>> begin DATA SUPPLIED

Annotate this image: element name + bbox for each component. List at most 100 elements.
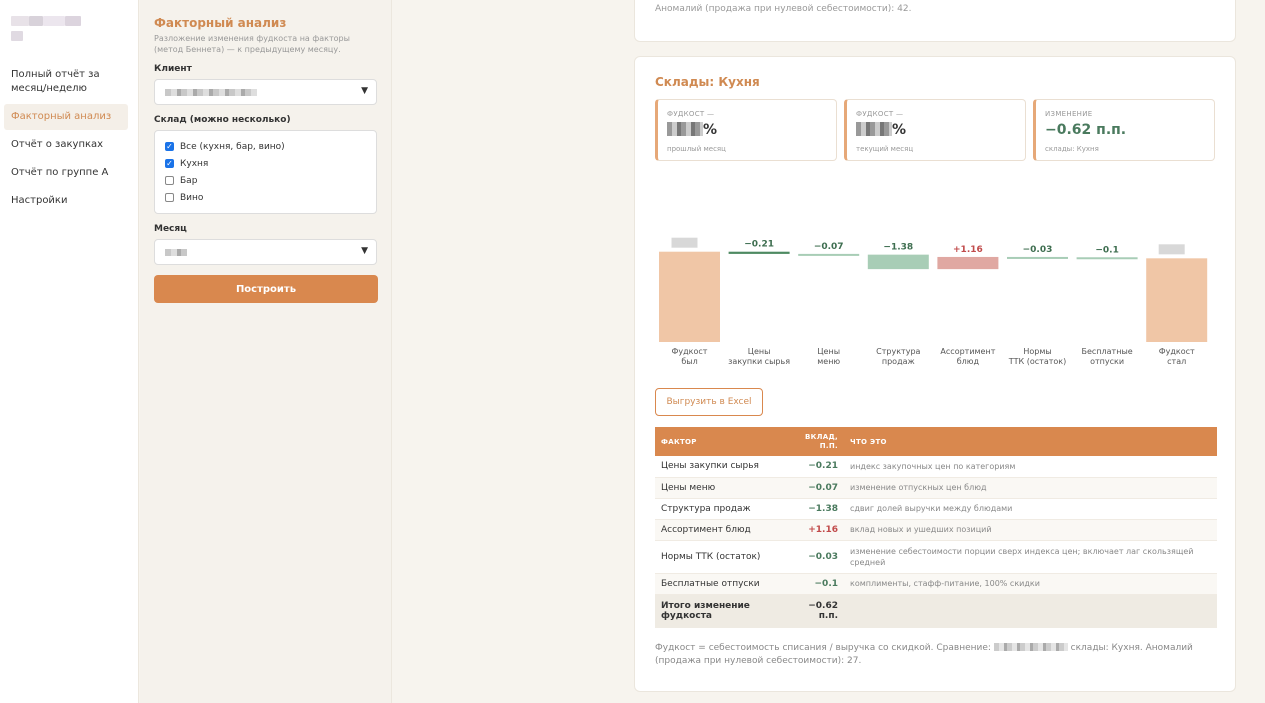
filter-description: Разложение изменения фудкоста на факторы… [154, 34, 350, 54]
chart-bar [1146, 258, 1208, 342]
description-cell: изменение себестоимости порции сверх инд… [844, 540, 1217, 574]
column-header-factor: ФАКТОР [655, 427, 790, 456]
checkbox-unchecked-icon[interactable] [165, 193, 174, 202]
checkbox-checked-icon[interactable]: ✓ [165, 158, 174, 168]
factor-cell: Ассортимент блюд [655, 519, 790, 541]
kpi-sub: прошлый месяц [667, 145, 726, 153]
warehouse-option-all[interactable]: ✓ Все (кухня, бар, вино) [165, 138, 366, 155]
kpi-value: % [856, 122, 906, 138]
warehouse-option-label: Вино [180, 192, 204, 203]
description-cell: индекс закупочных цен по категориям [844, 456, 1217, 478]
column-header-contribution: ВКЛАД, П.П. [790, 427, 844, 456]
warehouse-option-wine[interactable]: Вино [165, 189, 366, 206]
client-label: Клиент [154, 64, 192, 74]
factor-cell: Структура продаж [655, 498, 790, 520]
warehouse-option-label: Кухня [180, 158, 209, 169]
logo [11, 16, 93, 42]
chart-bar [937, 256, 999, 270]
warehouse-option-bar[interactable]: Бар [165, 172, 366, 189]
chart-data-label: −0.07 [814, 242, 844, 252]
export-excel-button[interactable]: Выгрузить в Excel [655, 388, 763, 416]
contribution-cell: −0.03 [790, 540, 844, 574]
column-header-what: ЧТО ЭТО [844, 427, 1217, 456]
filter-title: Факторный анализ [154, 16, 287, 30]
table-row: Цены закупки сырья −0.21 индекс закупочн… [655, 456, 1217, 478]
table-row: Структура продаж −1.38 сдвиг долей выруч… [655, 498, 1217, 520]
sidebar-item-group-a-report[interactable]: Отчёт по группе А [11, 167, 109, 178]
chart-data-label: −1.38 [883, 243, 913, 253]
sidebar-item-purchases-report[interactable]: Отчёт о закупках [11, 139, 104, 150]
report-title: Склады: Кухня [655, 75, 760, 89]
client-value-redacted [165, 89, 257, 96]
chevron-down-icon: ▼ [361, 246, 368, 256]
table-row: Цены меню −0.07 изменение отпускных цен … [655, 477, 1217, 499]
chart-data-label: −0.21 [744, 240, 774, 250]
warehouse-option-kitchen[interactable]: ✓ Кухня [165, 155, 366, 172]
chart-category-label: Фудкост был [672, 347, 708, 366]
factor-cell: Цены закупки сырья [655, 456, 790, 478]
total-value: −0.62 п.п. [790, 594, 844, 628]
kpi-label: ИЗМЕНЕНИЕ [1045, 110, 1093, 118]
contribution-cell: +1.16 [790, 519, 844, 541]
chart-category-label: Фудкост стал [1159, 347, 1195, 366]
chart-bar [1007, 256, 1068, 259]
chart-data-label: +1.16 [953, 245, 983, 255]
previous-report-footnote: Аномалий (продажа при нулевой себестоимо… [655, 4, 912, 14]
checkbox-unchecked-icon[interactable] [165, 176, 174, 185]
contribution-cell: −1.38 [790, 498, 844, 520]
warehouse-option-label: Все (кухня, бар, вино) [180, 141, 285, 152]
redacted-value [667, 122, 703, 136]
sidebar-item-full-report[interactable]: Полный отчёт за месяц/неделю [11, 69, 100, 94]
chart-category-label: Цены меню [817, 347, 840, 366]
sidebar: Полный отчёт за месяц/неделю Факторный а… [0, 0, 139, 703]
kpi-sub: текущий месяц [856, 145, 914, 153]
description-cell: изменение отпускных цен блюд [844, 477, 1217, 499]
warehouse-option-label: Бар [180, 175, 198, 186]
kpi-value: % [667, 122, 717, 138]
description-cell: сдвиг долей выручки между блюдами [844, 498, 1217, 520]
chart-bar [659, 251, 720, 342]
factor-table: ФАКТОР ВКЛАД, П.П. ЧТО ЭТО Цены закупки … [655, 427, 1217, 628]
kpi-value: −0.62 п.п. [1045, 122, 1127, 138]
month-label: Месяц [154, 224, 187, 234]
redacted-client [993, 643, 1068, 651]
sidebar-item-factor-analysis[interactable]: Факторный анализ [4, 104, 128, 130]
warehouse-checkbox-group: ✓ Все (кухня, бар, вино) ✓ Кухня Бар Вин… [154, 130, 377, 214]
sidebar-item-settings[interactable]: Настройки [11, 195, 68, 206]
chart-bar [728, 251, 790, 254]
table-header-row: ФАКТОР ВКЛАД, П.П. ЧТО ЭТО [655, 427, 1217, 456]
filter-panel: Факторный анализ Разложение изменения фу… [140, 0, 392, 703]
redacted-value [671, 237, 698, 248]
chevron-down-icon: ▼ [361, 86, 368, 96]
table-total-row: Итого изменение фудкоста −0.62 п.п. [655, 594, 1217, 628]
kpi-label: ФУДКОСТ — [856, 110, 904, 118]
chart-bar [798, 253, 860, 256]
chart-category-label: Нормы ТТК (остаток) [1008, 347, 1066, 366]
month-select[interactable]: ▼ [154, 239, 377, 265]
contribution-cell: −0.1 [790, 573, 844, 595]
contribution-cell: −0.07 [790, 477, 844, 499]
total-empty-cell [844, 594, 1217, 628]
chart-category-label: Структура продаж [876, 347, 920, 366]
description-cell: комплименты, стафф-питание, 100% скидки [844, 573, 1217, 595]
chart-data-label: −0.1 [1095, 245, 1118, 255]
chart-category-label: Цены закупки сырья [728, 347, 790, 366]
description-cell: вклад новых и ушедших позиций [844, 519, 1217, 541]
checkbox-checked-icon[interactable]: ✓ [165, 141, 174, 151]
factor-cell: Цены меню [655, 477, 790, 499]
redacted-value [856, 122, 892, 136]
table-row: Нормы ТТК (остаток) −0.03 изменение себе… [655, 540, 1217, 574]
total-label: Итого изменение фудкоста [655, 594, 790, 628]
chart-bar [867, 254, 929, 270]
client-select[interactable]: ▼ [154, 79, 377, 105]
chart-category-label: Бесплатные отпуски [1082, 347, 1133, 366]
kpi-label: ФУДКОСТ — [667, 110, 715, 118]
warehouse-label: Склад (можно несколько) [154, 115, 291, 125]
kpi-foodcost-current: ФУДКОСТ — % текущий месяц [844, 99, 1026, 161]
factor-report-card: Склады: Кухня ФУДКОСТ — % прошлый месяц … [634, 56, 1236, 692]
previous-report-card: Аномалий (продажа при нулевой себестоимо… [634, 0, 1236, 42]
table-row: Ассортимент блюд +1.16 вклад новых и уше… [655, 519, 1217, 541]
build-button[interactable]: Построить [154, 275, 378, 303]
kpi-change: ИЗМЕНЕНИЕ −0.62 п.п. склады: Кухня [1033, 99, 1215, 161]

>> end DATA SUPPLIED
>> begin DATA SUPPLIED

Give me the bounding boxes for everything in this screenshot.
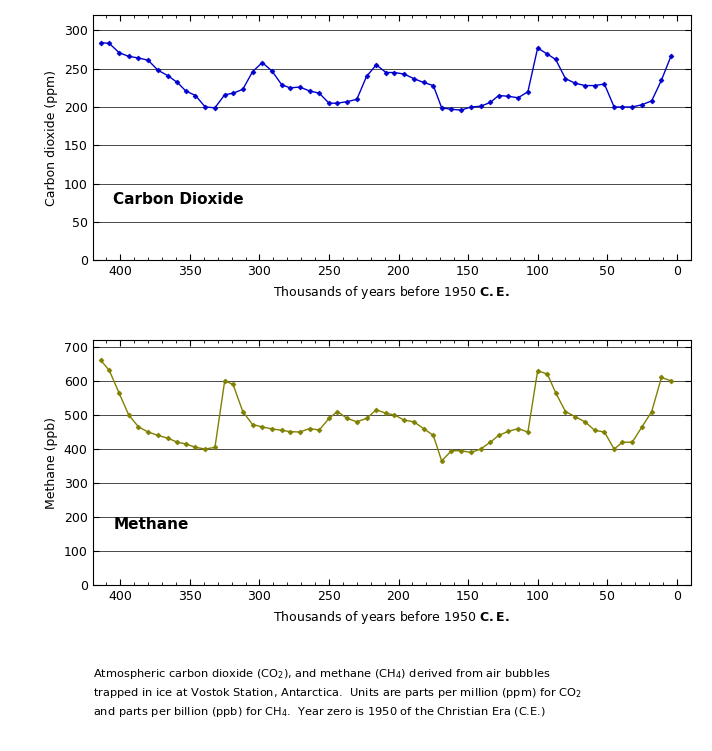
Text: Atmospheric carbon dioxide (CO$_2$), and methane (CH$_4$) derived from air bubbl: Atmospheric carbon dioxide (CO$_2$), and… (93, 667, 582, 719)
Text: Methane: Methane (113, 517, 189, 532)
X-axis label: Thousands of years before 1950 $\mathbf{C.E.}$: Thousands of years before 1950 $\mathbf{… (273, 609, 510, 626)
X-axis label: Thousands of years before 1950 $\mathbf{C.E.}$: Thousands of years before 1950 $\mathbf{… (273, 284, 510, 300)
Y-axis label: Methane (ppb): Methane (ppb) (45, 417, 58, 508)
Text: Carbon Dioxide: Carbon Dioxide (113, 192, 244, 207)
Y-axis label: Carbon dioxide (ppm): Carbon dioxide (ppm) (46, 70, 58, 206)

>> end DATA SUPPLIED

▸ **WHAT IS NEEDED**: Can you recast the stretch of lines from the one containing "filter-description: Разложение изменения" through the one containing "factor-cell: Ассортимент блюд" as a Markdown table with the columns Row and Line? Give a row number for each line, leave out blank lines, and include nothing beyond that stretch.

▸ **RESPONSE TO THIS TASK**:
| Row | Line |
|---|---|
| 1 | filter-description: Разложение изменения фудкоста на факторы… [154, 34, 350, 54] |
| 2 | chart-bar [1146, 258, 1208, 342] |
| 3 | description-cell: изменение себестоимости порции сверх инд… [844, 540, 1217, 574] |
| 4 | column-header-factor: ФАКТОР [655, 427, 790, 456] |
| 5 | checkbox-unchecked-icon[interactable] [165, 193, 174, 202] |
| 6 | checkbox-checked-icon[interactable]: ✓ [165, 158, 174, 168] |
| 7 | factor-cell: Ассортимент блюд [655, 519, 790, 541] |